• _Element-and-box listings_:
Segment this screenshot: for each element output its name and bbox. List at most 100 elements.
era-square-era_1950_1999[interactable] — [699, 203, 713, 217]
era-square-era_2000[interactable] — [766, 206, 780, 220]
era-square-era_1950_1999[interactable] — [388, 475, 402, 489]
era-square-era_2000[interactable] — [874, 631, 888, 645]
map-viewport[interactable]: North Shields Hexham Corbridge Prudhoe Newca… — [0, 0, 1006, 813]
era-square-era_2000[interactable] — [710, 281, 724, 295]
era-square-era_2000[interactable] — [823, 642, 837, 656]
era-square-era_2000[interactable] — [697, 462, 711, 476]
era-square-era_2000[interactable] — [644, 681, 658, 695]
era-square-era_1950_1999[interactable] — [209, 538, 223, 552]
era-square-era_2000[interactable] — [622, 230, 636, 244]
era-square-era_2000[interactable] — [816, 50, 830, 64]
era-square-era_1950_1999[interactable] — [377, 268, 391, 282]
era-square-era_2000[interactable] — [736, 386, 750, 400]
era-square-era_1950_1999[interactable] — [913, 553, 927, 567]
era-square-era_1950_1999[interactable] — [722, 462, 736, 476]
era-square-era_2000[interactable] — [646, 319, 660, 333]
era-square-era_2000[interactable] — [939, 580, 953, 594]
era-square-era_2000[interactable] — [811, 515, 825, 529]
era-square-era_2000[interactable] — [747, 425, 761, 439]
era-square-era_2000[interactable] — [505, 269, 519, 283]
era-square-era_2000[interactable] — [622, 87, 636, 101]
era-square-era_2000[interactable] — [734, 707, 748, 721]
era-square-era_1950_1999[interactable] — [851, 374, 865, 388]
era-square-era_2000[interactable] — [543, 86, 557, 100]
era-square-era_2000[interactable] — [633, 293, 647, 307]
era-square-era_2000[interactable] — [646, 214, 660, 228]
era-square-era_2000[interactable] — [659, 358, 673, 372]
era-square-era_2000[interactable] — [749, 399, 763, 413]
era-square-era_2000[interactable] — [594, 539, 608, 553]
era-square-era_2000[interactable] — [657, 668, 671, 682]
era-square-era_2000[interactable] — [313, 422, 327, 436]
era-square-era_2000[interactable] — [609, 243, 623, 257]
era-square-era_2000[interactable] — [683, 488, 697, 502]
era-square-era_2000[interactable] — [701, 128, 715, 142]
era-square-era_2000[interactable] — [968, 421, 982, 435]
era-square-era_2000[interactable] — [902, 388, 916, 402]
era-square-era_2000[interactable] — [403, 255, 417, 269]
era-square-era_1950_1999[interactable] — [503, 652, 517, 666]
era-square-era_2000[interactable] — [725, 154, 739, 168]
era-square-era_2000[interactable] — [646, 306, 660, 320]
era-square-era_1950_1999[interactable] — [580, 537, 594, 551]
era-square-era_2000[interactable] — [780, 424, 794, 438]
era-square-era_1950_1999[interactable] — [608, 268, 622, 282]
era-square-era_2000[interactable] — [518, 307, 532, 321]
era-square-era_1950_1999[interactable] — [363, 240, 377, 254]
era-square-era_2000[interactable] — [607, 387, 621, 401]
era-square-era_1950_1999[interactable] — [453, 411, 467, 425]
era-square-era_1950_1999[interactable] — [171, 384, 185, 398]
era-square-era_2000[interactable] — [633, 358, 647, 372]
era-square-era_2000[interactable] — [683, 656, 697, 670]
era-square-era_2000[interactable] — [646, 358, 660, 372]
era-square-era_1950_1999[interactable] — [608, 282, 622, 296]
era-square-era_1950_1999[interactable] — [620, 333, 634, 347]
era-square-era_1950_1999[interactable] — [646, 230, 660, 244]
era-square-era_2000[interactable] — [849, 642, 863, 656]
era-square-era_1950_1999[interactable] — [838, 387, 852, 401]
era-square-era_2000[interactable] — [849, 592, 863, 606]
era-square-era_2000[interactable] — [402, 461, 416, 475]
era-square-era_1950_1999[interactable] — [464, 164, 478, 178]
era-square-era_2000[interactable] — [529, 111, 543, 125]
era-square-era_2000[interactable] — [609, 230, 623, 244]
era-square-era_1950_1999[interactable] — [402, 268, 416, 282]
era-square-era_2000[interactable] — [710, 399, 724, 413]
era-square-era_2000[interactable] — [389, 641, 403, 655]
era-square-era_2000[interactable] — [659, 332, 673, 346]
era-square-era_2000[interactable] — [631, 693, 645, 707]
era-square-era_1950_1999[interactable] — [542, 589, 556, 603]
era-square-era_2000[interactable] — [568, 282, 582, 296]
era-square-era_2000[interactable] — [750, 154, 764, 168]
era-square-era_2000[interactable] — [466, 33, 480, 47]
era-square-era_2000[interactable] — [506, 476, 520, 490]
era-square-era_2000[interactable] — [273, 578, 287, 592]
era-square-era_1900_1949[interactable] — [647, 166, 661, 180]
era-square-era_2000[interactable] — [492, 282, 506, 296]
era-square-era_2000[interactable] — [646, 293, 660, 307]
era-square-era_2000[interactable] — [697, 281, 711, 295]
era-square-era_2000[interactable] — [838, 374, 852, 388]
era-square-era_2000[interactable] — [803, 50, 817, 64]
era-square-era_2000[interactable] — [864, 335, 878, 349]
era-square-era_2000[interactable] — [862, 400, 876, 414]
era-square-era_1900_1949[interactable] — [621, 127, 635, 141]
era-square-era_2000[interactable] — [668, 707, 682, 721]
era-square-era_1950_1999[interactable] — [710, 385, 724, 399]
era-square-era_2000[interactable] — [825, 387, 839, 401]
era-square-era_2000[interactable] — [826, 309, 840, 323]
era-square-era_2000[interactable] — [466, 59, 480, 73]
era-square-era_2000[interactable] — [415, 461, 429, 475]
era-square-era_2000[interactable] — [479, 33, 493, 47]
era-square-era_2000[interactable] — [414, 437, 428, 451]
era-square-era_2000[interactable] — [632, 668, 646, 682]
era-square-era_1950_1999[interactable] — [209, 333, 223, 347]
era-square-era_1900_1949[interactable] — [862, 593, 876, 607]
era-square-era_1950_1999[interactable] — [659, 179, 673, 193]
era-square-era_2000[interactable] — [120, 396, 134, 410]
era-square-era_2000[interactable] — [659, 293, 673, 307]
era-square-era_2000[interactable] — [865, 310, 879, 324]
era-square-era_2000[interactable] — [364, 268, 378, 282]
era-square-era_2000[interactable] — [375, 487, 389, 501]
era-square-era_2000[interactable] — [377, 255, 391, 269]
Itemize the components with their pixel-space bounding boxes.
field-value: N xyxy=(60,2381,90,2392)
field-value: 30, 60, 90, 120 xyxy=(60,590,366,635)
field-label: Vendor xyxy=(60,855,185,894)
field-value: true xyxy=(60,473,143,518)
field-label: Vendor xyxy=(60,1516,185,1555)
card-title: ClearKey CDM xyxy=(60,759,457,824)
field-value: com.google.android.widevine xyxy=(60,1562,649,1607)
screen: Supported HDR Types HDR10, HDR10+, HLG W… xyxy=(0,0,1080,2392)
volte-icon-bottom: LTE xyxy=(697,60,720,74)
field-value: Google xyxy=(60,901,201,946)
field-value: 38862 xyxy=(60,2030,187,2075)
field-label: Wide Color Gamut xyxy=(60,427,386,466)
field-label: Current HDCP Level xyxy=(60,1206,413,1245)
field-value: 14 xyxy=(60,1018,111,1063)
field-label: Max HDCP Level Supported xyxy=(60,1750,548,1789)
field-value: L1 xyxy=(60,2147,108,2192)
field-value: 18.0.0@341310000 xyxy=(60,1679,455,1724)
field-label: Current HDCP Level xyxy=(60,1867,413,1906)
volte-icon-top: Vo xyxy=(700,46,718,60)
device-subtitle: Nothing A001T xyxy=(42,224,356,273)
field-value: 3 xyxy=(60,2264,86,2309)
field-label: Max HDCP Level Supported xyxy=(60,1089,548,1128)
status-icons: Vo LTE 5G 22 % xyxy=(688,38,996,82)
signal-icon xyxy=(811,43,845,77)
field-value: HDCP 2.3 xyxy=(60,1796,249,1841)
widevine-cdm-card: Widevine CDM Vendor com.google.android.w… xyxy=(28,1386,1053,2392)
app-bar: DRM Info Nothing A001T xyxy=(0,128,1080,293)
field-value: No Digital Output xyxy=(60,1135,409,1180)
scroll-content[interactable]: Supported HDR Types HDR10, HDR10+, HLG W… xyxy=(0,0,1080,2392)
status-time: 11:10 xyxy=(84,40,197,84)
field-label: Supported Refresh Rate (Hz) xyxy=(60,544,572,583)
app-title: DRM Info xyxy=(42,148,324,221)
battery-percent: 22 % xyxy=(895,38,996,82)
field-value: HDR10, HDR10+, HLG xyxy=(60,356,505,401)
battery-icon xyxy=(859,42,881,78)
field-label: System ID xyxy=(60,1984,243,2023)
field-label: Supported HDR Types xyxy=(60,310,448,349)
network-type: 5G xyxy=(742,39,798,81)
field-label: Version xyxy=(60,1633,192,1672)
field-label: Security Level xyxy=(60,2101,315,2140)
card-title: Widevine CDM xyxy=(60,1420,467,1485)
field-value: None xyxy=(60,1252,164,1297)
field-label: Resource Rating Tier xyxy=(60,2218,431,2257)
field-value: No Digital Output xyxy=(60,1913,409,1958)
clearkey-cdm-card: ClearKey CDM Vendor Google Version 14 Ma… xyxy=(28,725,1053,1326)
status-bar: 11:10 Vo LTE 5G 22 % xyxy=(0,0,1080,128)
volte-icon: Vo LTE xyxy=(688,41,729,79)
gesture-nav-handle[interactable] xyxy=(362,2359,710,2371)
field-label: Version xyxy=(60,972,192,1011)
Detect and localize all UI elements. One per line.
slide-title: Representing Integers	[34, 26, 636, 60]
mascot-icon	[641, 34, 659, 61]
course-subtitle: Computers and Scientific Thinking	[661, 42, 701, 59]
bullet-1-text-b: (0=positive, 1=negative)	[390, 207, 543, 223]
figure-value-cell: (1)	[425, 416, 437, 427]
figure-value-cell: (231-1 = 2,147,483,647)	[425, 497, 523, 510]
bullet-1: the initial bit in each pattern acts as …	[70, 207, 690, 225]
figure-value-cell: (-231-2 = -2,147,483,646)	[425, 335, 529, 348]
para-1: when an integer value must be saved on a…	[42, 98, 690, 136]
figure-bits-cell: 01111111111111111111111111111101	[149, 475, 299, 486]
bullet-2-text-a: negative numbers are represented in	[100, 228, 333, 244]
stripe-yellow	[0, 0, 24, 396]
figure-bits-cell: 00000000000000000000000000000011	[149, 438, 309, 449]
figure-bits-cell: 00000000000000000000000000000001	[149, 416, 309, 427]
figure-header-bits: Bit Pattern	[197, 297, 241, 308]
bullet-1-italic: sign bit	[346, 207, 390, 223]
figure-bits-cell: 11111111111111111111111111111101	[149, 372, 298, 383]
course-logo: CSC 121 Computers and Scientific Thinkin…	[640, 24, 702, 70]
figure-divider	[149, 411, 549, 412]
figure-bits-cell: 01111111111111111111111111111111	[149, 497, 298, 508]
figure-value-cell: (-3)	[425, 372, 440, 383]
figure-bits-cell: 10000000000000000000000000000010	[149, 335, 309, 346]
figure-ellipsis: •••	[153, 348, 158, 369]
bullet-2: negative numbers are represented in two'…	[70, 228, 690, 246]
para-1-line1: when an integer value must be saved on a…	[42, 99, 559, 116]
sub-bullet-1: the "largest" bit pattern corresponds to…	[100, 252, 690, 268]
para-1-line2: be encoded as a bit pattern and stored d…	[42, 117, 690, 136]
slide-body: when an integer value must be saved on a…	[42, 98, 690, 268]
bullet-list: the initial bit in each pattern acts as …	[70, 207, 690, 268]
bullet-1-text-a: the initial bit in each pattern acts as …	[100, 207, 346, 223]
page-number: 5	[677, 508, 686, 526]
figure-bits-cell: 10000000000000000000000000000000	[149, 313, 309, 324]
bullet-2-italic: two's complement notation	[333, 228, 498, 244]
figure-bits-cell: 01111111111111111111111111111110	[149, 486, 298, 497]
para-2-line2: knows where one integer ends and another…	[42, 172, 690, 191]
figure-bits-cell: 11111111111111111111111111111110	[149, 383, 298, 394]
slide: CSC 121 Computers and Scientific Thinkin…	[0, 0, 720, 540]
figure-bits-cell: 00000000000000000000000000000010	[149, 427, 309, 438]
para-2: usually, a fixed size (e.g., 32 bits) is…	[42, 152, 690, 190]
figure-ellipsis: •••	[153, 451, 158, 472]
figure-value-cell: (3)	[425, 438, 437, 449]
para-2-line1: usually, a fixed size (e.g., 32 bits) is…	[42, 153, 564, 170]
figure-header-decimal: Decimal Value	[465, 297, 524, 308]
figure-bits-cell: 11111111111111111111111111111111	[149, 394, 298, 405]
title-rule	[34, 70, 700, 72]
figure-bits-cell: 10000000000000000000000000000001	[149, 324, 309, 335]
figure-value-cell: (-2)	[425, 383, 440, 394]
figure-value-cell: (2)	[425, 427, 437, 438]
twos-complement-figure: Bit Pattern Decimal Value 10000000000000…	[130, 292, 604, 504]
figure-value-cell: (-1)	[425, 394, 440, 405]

• _What this task involves_: Pick out every line of the records that contains the string "bullet", matching case exactly, and copy those lines.

• _Output below_:
bullet-1-text-b: (0=positive, 1=negative)	[390, 207, 543, 223]
bullet-1: the initial bit in each pattern acts as …	[70, 207, 690, 225]
bullet-2-text-a: negative numbers are represented in	[100, 228, 333, 244]
bullet-1-italic: sign bit	[346, 207, 390, 223]
bullet-2: negative numbers are represented in two'…	[70, 228, 690, 246]
sub-bullet-1: the "largest" bit pattern corresponds to…	[100, 252, 690, 268]
bullet-list: the initial bit in each pattern acts as …	[70, 207, 690, 268]
bullet-1-text-a: the initial bit in each pattern acts as …	[100, 207, 346, 223]
bullet-2-italic: two's complement notation	[333, 228, 498, 244]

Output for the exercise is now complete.